[Opening Extracted material section]

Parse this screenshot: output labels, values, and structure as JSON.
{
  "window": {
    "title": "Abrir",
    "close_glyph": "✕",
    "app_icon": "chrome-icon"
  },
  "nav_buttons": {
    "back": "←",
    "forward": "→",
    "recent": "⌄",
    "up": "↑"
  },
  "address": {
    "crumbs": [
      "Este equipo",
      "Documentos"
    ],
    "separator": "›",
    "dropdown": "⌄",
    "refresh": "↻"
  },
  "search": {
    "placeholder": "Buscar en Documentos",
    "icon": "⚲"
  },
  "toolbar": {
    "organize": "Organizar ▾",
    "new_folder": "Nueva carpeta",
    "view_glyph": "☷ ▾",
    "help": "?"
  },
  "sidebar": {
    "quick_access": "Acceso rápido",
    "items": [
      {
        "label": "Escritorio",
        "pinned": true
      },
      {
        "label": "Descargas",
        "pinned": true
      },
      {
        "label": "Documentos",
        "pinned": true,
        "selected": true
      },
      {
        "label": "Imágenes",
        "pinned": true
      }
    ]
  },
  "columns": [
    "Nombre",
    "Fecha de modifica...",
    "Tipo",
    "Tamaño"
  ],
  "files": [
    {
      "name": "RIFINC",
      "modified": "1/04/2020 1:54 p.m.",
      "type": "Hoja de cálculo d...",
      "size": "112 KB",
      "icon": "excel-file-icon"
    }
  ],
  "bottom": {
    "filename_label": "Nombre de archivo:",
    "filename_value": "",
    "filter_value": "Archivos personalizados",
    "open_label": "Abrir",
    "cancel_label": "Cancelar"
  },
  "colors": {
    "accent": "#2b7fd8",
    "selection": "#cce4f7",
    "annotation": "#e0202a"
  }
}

[Closing Extracted material section]

* _What is required_: Every line of the data that includes the word "Documentos" should be copied.

* _Task answer_:
      "Documentos"
    "placeholder": "Buscar en Documentos",
        "label": "Documentos",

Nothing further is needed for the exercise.